##### Page text #####
AntiSec may have frog in throat over FBI hacking claims.
When hacking group AntiSec claimed last week that they’d hacked into an FBI agent’s computer and stolen millions of iOS unique device identifyers (UDIDs), the FBI immediately denied ever having the information in question:
The FBI is aware of published reports alleging that an FBI laptop was compromised and private data regarding Apple UDIDs was exposed. At this time, there is no evidence indicating that an FBI laptop was compromised or that the FBI either sought or obtained this data.
However, independent reports began to come out across the internet from individuals (including a journalist and an “eCrime specialist”) that their UDIDs were on that list, proving that at least some of the public list AntiSec showed off as “proof” of their successful FBI attack were real. So if the UDIDs were real, and the FBI is telling the truth, where did the UDIDs come from?
An announcement today from a digital publishing company that makes quite a few iOS apps called BlueToad (no relation to the above image – it’s a frog – but let’s stay topical) has revealed where the UDIDs have come from. According to the company, they were able to match their own data against the released list from AntiSec,and it showed a “98% correlation,” according to an interview BlueToad had with NBC. They obviously wished to set the record straight as quickly as possible, and went to great lengths to do so, approaching appropriate law enforcement officials and taking public responsibility for their lapse of security.
##### Dataset content #####
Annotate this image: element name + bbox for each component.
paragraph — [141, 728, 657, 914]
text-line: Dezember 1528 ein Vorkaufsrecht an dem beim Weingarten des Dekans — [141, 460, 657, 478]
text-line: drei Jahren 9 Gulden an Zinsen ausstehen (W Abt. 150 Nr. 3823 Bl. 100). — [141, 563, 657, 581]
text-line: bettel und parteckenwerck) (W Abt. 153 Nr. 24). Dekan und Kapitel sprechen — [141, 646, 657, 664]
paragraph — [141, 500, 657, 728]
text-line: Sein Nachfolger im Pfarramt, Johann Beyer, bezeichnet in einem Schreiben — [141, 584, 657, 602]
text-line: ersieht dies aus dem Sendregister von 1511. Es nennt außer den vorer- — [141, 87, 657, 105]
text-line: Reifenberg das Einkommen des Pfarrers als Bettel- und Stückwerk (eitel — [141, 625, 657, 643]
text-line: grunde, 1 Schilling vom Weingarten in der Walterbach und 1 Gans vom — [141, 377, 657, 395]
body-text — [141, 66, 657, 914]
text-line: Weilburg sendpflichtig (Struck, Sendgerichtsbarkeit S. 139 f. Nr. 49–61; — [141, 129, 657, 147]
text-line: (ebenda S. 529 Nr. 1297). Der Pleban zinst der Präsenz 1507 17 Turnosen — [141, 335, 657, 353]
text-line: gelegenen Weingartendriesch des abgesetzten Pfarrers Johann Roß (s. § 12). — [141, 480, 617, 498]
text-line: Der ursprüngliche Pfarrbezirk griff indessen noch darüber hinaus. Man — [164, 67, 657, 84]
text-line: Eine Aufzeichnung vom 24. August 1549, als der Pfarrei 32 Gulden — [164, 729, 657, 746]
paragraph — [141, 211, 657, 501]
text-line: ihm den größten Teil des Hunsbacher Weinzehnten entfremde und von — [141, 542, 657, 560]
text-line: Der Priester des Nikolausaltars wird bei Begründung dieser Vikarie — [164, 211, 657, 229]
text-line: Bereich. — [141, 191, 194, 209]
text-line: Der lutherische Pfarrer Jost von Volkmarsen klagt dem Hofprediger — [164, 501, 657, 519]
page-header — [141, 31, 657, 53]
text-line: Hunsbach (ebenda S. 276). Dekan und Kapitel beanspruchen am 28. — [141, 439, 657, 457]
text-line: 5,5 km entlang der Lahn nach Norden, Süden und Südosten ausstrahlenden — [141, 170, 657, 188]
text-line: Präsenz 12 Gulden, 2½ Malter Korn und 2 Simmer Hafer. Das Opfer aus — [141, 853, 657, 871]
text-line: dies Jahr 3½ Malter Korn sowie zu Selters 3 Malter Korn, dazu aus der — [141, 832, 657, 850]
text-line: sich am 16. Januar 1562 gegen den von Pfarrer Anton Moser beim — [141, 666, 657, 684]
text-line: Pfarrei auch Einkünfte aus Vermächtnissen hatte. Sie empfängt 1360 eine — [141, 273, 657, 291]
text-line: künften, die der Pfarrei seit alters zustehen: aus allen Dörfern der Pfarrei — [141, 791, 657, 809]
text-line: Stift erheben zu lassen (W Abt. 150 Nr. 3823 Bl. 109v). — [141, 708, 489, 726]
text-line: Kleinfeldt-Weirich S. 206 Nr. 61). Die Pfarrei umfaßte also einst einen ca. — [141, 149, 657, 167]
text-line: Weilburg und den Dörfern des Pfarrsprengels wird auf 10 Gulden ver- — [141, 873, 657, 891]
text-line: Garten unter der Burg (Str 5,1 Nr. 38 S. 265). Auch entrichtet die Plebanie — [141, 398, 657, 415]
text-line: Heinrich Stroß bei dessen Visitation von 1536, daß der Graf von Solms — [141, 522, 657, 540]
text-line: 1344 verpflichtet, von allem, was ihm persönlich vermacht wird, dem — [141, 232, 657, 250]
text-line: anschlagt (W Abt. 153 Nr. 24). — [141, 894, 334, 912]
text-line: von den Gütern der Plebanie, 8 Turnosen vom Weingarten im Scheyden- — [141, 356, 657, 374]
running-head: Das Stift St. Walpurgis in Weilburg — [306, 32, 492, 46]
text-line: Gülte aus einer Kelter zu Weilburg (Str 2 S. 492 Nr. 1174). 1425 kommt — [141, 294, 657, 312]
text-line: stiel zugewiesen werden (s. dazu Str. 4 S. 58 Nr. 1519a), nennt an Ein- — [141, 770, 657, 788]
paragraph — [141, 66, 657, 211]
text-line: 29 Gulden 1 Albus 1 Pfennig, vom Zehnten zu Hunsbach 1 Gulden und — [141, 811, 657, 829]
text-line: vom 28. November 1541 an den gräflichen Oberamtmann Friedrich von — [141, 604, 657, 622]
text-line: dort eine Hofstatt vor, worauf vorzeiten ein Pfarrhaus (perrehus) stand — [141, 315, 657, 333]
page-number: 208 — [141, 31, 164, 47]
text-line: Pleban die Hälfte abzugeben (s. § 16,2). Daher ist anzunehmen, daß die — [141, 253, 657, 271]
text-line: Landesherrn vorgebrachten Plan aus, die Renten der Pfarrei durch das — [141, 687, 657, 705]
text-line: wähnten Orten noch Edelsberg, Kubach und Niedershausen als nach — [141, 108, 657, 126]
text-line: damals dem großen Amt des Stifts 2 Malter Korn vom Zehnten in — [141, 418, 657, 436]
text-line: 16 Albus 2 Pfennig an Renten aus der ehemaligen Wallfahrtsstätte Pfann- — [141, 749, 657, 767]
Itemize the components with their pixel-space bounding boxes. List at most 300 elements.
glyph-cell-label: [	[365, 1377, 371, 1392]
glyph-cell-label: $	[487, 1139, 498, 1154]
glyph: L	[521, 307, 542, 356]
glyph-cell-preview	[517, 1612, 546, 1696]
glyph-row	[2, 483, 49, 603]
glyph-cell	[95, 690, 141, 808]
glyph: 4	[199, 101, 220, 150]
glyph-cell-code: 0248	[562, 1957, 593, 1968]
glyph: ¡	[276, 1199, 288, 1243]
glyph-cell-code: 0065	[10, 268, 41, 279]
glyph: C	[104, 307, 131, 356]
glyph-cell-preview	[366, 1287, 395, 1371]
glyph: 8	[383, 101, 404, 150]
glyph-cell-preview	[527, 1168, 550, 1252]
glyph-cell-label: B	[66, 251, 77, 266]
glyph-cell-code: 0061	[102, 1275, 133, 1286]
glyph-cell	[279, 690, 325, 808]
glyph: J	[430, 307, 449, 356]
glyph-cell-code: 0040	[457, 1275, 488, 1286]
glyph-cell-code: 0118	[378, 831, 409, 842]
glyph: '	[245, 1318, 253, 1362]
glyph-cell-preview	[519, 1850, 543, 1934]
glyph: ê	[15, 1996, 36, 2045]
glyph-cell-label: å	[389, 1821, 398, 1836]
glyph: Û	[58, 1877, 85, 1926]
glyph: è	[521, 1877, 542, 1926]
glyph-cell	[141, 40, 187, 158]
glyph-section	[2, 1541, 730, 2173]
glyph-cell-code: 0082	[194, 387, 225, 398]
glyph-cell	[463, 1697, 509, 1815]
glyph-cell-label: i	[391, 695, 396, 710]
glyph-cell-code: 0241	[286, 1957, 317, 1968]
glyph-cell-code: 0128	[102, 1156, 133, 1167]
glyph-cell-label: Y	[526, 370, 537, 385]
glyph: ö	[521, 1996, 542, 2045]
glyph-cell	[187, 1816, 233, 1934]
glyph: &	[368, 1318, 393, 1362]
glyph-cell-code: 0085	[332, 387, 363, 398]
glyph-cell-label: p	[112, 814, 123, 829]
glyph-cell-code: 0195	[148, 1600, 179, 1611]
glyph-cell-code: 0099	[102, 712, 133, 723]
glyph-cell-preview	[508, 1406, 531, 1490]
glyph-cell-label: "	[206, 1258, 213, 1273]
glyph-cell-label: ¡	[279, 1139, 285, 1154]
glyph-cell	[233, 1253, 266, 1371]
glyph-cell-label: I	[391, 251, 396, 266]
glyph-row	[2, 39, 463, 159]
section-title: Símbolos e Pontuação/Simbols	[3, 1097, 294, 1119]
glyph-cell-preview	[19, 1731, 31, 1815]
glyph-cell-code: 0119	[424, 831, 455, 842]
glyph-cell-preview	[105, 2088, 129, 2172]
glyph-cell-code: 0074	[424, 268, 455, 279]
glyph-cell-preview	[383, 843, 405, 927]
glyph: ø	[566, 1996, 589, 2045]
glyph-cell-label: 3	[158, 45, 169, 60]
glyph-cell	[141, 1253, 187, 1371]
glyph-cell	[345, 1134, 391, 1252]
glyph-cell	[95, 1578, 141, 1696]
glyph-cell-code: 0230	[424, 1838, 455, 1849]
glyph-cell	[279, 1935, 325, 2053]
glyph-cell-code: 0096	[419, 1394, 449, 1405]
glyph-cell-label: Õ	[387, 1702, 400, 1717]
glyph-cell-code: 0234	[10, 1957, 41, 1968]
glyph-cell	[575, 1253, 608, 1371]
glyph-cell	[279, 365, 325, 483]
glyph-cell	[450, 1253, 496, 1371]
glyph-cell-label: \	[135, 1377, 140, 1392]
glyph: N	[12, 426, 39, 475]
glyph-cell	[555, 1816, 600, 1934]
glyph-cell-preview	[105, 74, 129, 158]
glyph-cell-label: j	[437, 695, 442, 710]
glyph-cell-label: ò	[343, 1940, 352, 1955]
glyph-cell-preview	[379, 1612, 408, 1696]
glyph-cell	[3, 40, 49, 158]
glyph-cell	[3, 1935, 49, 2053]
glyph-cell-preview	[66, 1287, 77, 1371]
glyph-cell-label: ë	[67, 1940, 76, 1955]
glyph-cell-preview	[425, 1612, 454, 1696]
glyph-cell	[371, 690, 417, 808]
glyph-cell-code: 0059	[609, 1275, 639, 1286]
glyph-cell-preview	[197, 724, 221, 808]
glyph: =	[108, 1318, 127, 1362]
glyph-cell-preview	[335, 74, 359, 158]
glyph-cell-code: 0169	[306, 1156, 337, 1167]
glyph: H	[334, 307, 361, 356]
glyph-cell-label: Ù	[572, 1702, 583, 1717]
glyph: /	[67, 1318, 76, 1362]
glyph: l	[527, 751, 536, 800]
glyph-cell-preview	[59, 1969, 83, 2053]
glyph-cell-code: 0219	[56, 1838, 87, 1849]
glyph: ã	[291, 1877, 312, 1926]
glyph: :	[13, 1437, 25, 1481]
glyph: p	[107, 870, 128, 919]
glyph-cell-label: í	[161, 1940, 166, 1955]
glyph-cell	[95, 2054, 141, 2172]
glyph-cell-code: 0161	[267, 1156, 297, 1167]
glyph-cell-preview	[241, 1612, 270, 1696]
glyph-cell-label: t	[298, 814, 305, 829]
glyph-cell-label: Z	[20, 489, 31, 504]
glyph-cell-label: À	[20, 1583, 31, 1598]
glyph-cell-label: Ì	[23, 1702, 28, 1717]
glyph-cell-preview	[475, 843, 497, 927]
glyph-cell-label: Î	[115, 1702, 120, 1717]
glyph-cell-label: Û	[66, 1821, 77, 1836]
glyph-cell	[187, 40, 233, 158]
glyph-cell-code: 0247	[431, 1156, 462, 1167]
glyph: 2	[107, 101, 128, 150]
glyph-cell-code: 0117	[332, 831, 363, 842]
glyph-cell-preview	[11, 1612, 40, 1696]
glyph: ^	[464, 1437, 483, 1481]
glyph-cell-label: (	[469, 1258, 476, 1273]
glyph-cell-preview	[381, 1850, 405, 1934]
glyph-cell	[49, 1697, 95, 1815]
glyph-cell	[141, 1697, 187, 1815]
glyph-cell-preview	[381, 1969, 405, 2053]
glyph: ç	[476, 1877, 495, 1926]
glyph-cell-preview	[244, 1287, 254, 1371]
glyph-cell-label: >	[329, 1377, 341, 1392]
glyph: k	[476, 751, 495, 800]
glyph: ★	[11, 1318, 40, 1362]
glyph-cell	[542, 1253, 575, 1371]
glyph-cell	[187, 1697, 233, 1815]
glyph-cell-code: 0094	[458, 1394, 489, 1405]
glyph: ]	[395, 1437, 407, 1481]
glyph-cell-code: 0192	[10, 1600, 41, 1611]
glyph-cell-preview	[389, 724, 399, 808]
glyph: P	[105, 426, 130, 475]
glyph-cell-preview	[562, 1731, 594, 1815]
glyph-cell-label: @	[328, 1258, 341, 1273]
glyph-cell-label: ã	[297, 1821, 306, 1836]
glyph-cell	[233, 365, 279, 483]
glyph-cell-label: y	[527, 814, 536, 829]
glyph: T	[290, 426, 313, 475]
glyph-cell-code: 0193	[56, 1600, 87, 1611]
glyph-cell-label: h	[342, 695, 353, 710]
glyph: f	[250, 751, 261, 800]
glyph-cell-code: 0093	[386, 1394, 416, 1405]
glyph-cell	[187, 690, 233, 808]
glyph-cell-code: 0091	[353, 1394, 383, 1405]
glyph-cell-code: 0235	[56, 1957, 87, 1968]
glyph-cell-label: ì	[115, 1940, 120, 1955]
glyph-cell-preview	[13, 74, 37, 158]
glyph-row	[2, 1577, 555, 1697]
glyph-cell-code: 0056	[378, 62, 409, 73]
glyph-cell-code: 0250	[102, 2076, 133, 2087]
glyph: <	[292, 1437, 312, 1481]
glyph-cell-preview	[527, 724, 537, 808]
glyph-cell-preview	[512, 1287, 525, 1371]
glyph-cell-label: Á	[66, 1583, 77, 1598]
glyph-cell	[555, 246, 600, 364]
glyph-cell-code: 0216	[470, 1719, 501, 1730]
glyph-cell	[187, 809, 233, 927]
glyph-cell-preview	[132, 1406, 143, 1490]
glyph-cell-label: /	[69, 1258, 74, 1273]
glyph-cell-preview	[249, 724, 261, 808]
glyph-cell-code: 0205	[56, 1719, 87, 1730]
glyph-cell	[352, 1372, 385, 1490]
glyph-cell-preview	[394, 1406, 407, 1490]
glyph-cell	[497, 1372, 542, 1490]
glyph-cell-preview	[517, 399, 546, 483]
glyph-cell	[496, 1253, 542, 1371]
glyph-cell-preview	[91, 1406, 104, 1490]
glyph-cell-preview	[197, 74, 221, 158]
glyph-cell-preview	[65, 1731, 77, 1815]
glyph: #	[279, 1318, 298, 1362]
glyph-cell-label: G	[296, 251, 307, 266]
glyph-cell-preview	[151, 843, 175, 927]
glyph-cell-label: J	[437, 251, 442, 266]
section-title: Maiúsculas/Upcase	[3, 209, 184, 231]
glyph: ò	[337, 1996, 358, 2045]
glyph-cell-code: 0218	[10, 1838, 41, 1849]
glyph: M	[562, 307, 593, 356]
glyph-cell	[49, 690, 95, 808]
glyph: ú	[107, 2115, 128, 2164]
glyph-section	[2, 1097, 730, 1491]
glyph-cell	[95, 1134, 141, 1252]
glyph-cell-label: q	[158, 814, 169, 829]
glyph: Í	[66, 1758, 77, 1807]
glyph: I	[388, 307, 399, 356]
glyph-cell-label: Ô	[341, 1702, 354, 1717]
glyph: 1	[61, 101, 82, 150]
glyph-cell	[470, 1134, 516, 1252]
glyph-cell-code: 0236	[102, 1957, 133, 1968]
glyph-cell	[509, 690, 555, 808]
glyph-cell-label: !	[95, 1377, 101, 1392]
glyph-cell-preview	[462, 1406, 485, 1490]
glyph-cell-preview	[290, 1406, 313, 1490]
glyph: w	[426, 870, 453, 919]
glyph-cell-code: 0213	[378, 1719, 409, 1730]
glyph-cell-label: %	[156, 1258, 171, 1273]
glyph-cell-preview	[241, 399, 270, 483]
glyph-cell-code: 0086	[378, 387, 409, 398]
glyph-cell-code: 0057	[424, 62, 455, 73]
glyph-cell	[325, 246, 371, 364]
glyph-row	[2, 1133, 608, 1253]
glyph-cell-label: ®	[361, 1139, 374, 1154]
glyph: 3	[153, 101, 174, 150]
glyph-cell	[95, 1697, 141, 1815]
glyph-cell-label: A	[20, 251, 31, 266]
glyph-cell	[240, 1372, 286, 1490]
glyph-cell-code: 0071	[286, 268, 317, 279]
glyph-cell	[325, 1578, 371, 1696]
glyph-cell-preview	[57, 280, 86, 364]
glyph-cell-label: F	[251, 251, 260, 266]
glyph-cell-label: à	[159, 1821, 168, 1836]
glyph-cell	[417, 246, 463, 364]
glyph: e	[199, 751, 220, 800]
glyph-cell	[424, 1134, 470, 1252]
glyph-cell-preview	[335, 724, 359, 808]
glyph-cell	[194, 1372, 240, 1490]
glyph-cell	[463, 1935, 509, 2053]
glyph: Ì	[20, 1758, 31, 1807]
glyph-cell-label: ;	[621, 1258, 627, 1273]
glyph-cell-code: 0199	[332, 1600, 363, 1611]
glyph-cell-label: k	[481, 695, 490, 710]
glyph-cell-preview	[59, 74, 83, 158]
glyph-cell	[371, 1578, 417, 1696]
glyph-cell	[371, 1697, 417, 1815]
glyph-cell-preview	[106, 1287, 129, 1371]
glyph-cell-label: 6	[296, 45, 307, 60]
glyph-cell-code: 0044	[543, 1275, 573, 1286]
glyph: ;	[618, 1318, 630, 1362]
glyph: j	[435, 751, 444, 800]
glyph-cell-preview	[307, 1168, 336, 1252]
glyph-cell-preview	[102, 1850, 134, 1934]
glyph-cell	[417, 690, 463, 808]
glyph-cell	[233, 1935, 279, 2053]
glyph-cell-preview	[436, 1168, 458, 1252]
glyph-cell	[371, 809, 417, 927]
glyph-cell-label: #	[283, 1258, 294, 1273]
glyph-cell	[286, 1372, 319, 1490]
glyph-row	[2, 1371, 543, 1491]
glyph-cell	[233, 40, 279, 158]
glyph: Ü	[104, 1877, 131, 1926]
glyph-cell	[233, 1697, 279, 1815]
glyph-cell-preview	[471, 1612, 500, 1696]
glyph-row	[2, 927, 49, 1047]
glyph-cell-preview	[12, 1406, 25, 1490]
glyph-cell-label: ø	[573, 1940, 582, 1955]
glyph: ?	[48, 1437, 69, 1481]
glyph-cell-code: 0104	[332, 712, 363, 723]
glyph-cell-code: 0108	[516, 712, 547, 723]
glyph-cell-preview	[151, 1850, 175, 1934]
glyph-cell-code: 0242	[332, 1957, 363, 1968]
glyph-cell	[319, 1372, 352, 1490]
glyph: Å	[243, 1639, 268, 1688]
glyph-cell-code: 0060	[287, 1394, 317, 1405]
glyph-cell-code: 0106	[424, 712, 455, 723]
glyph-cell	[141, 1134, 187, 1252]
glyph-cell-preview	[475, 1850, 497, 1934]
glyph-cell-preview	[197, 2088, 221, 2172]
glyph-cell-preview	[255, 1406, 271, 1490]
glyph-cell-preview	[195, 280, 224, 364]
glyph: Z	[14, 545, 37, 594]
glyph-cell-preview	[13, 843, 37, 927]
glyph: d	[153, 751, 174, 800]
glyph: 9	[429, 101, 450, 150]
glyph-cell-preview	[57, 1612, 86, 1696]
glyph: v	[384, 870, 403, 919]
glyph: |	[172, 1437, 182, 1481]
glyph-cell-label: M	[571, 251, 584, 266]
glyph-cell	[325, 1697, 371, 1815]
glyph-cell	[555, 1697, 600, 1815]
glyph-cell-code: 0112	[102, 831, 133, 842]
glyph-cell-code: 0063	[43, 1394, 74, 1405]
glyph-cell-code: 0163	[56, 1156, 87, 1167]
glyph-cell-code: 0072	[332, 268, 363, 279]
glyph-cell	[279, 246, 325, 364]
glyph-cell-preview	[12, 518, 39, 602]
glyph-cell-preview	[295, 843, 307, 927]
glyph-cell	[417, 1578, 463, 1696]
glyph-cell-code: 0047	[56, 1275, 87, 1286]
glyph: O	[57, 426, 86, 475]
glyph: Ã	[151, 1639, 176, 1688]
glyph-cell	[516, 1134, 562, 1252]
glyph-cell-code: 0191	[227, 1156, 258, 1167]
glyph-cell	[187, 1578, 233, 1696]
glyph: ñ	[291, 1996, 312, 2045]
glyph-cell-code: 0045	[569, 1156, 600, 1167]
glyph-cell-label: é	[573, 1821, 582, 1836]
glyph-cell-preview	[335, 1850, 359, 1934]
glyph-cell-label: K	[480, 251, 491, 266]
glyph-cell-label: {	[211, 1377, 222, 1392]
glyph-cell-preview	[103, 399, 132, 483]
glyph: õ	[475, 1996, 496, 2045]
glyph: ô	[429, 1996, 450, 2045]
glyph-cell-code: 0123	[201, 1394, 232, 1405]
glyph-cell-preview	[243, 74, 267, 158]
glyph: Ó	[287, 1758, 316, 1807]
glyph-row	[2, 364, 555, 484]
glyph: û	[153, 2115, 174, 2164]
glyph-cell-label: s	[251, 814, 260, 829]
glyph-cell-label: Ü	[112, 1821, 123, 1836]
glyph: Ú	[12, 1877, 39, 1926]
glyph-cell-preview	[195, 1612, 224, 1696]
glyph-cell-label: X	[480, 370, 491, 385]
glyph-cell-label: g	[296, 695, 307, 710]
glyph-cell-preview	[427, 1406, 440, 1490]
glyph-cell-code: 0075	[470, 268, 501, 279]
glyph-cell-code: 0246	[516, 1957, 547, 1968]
#####
• Task to complete
Extend the article about AntiSec's FBI hacking claims, starting after its final sentence. The entries were taken from a different source than the article.

• Output for this exercise
The likelyhood is that AntiSec never had the “millions” of UDIDs that they claimed – and if they did, they certainly didn’t come from the FBI. Instead, the list came from a social network of some kind, or an app that collects user data. However, now the question remains – was BlueToad the only app company victimized so that AntiSec could pull off their FBI hoax? Where did the 2% of UDIDs that didn’t belong to them originate, and are there even more where those came from? The UDIDs themselves aren’t dangerous – they’re a string of characters which lend a unique ID to any individual iOS device – be it an iPhone, iPad, an iPod, or a iTouch. Pretty much every app developer that exists has a list of UDIDs somewhere, and that string of characters alone can’t reveal anything about you. The danger comes from the app maker’s database, which may have your name, phone number, address, and even financial data attached to that UDID, marking you as their customer.
Apple has known of this potential problem for awhile and, as such, has begun distancing itself from the use of UDIDs; with the advent of iOS 6 and it’s new set of APIs to replace UDID functionality, Apple has even gone as far as to reject apps that make use of the identifyer. Unfortunately, this has come too late to stop this hack from causing an internet-wide scare, not knowing what personal information AntiSec has in it’s possession, or what other groups might be doing with the information that they already released publicly. Or if the FBI is secretly tracking everybody.
As for the hacking group itself, AntiSec has yet to comment on BlueToad’s seeming ownership of the leaked file. Apple, on the other hand, did confirm that the data taken from the app developer is typical of the kind of information developers might have on record. However, you can rest assured of one thing: the UDID in and of itself is not enough, a user has to have specifically decided to give their information to a developer for it to be in that list. Or at least that is in theory.
The bad news is that any iOS user that bought an app from BlueToad has the potential of their information being in the hands of AntiSec hackers. Did you buy one of their apps? For your sake, I hope UDIDn’t.